• **Directive**: Restate the listing that follows word for word, without its pictures.
┌──
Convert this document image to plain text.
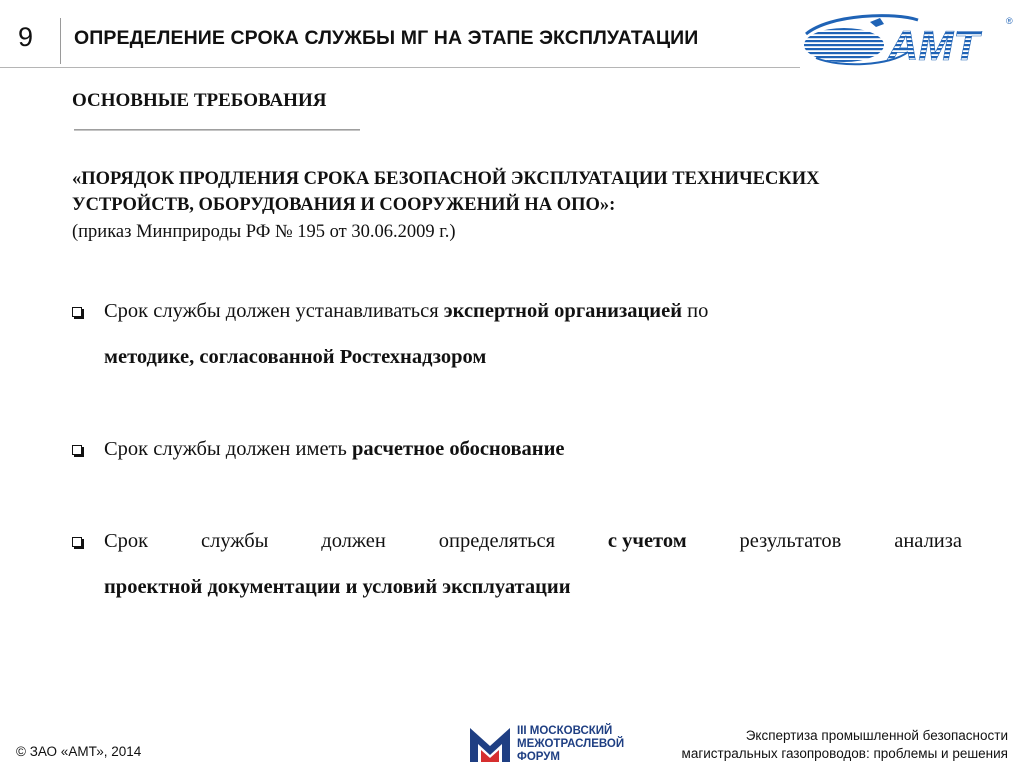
9	ОПРЕДЕЛЕНИЕ СРОКА СЛУЖБЫ МГ НА ЭТАПЕ ЭКСПЛУАТАЦИИ	АМТ
®
ОСНОВНЫЕ ТРЕБОВАНИЯ
«ПОРЯДОК ПРОДЛЕНИЯ СРОКА БЕЗОПАСНОЙ ЭКСПЛУАТАЦИИ ТЕХНИЧЕСКИХ
УСТРОЙСТВ, ОБОРУДОВАНИЯ И СООРУЖЕНИЙ НА ОПО»:
(приказ Минприроды РФ № 195 от 30.06.2009 г.)
Срок службы должен устанавливаться экспертной организацией по
методике, согласованной Ростехнадзором
Срок службы должен иметь расчетное обоснование
Срок	службы	должен	определяться	с учетом	результатов	анализа
проектной документации и условий эксплуатации
© ЗАО «АМТ», 2014
III МОСКОВСКИЙ
МЕЖОТРАСЛЕВОЙ
ФОРУМ
Экспертиза промышленной безопасности
магистральных газопроводов: проблемы и решения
└──
• **Solution to this task**:
Convert this document image to plain text.
9	ОПРЕДЕЛЕНИЕ СРОКА СЛУЖБЫ МГ НА ЭТАПЕ ЭКСПЛУАТАЦИИ	АМТ
®
ОСНОВНЫЕ ТРЕБОВАНИЯ
«ПОРЯДОК ПРОДЛЕНИЯ СРОКА БЕЗОПАСНОЙ ЭКСПЛУАТАЦИИ ТЕХНИЧЕСКИХ
УСТРОЙСТВ, ОБОРУДОВАНИЯ И СООРУЖЕНИЙ НА ОПО»:
(приказ Минприроды РФ № 195 от 30.06.2009 г.)
Срок службы должен устанавливаться экспертной организацией по
методике, согласованной Ростехнадзором
Срок службы должен иметь расчетное обоснование
Срок	службы	должен	определяться	с учетом	результатов	анализа
проектной документации и условий эксплуатации
© ЗАО «АМТ», 2014
III МОСКОВСКИЙ
МЕЖОТРАСЛЕВОЙ
ФОРУМ
Экспертиза промышленной безопасности
магистральных газопроводов: проблемы и решения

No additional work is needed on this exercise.